THE TASK - Print, exactly and completely, every entry in the data.

Stored dataset items:
— START —

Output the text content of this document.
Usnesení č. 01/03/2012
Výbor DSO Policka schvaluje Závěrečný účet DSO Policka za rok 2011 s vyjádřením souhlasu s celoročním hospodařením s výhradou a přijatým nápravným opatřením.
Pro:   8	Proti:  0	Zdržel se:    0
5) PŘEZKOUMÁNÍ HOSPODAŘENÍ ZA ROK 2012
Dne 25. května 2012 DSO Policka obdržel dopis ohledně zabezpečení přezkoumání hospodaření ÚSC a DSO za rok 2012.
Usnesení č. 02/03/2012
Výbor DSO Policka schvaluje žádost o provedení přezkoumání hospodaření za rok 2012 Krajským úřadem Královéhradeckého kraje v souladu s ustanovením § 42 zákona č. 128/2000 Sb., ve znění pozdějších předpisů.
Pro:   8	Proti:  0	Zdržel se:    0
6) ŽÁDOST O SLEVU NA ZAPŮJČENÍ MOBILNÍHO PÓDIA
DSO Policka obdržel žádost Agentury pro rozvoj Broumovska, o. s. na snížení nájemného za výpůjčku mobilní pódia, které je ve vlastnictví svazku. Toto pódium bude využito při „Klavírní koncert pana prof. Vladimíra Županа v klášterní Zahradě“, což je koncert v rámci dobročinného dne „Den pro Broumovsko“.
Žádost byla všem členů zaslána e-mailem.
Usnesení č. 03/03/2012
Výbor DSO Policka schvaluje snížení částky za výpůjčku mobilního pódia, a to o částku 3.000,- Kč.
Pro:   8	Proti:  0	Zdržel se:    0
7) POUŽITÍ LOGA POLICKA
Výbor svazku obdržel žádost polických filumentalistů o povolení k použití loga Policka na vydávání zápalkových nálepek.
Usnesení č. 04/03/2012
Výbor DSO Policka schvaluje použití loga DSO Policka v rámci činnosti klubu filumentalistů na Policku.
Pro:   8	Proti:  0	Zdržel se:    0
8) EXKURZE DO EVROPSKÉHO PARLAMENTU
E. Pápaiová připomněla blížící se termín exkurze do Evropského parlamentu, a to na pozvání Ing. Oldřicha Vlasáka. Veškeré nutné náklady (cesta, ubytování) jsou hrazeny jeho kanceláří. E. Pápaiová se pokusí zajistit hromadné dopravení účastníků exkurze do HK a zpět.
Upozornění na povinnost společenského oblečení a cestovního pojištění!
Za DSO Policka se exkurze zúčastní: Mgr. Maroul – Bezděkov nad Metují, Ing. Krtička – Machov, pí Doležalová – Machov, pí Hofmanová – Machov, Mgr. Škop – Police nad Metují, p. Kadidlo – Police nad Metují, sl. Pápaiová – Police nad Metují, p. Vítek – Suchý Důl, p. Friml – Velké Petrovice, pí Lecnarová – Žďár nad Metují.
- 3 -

— END —

WORKED SOLUTION -
Output the text content of this document.
Usnesení č. 01/03/2012
Výbor DSO Policka schvaluje Závěrečný účet DSO Policka za rok 2011 s vyjádřením souhlasu s celoročním hospodařením s výhradou a přijatým nápravným opatřením.
Pro:   8	Proti:  0	Zdržel se:    0
5) PŘEZKOUMÁNÍ HOSPODAŘENÍ ZA ROK 2012
Dne 25. května 2012 DSO Policka obdržel dopis ohledně zabezpečení přezkoumání hospodaření ÚSC a DSO za rok 2012.
Usnesení č. 02/03/2012
Výbor DSO Policka schvaluje žádost o provedení přezkoumání hospodaření za rok 2012 Krajským úřadem Královéhradeckého kraje v souladu s ustanovením § 42 zákona č. 128/2000 Sb., ve znění pozdějších předpisů.
Pro:   8	Proti:  0	Zdržel se:    0
6) ŽÁDOST O SLEVU NA ZAPŮJČENÍ MOBILNÍHO PÓDIA
DSO Policka obdržel žádost Agentury pro rozvoj Broumovska, o. s. na snížení nájemného za výpůjčku mobilní pódia, které je ve vlastnictví svazku. Toto pódium bude využito při „Klavírní koncert pana prof. Vladimíra Županа v klášterní Zahradě“, což je koncert v rámci dobročinného dne „Den pro Broumovsko“.
Žádost byla všem členů zaslána e-mailem.
Usnesení č. 03/03/2012
Výbor DSO Policka schvaluje snížení částky za výpůjčku mobilního pódia, a to o částku 3.000,- Kč.
Pro:   8	Proti:  0	Zdržel se:    0
7) POUŽITÍ LOGA POLICKA
Výbor svazku obdržel žádost polických filumentalistů o povolení k použití loga Policka na vydávání zápalkových nálepek.
Usnesení č. 04/03/2012
Výbor DSO Policka schvaluje použití loga DSO Policka v rámci činnosti klubu filumentalistů na Policku.
Pro:   8	Proti:  0	Zdržel se:    0
8) EXKURZE DO EVROPSKÉHO PARLAMENTU
E. Pápaiová připomněla blížící se termín exkurze do Evropského parlamentu, a to na pozvání Ing. Oldřicha Vlasáka. Veškeré nutné náklady (cesta, ubytování) jsou hrazeny jeho kanceláří. E. Pápaiová se pokusí zajistit hromadné dopravení účastníků exkurze do HK a zpět.
Upozornění na povinnost společenského oblečení a cestovního pojištění!
Za DSO Policka se exkurze zúčastní: Mgr. Maroul – Bezděkov nad Metují, Ing. Krtička – Machov, pí Doležalová – Machov, pí Hofmanová – Machov, Mgr. Škop – Police nad Metují, p. Kadidlo – Police nad Metují, sl. Pápaiová – Police nad Metují, p. Vítek – Suchý Důl, p. Friml – Velké Petrovice, pí Lecnarová – Žďár nad Metují.
- 3 -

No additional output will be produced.